• _Excerpt to read_
Communications of the ACM

Assessing Data Quality with Control Matrices

There is a growing trend for business and IS professionals to treat information as a product [6, 7]. This represents a fundamental shift in focus because an information product approach means the quality of the information is of paramount importance rather than the system that produces the information. That is not to say we no longer care about the quality of our computer systems, but rather, we care about the quality of our computer systems for a different reason. A well designed, efficient, and effective information system is important insofar as it contributes to a higher quality information product being produced by that system. For the purposes of this article, information products are the results of transforming raw data using computer-based processing into outputs that have value for either internal or external data consumers. (The terms "information" and "data" are used interchangeably throughout this article).

Under this new paradigm, we need to inventory the information products produced by our systems and to measure their quality across multiple dimensions such as accuracy, accessibility, consistency, and timeliness [2, 5]. We need to evaluate information products in terms of how well they meet the consumers' needs, how well we produce information products, and how well we manage the life cycle of the data after it is produced. This approach suggests a new role, the information product manager (IPM). These individuals must apply an integrated, cross-functional approach to fulfill their responsibility of coordinating and managing the suppliers of raw information, the producers of deliverable information, and the information consumers [7].

• _Exercises_
(1) Answer these questions from the data quality excerpt, one line each:
(a) Information products are the results of what?
(b) Which four quality dimensions are listed as examples?
(c) What new role does the approach suggest?
(2) Say whether each statement agrees with the data quality excerpt, and quote the words that decide it:
(a) The article treats "information" and "data" as terms with different meanings.
(b) Under an information product approach, the system that produces the information matters more than the quality of the information.
(c) IPMs coordinate and manage the suppliers of raw information, the producers of deliverable information, and the information consumers.

• _Provided data_
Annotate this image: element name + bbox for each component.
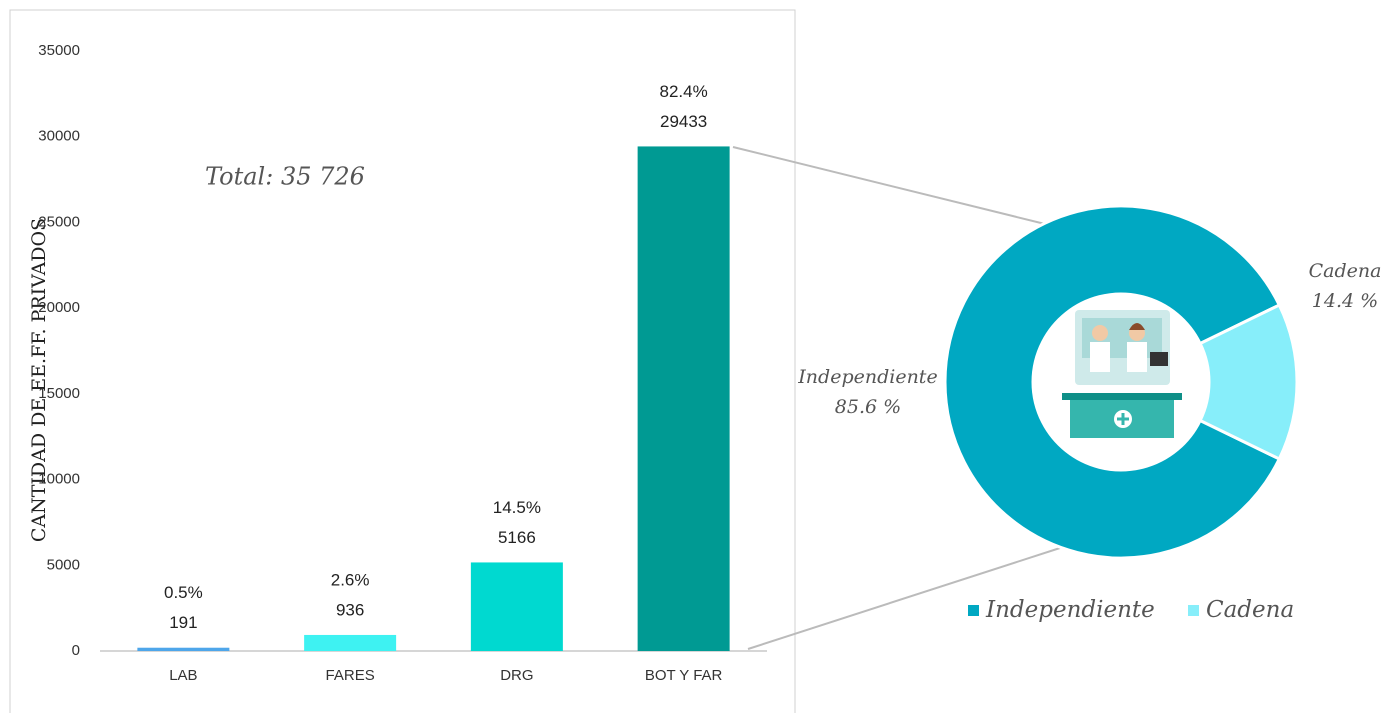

• _Answers by task_
(1)
(a) Transforming raw data using computer-based processing into outputs that have value for either internal or external data consumers.
(b) Accuracy, accessibility, consistency, and timeliness.
(c) The information product manager (IPM).

(2)
(a) No: "used interchangeably throughout this article"
(b) No: "the quality of the information is of paramount importance rather than the system that produces the information"
(c) Yes: "coordinating and managing the suppliers of raw information, the producers of deliverable information, and the information consumers"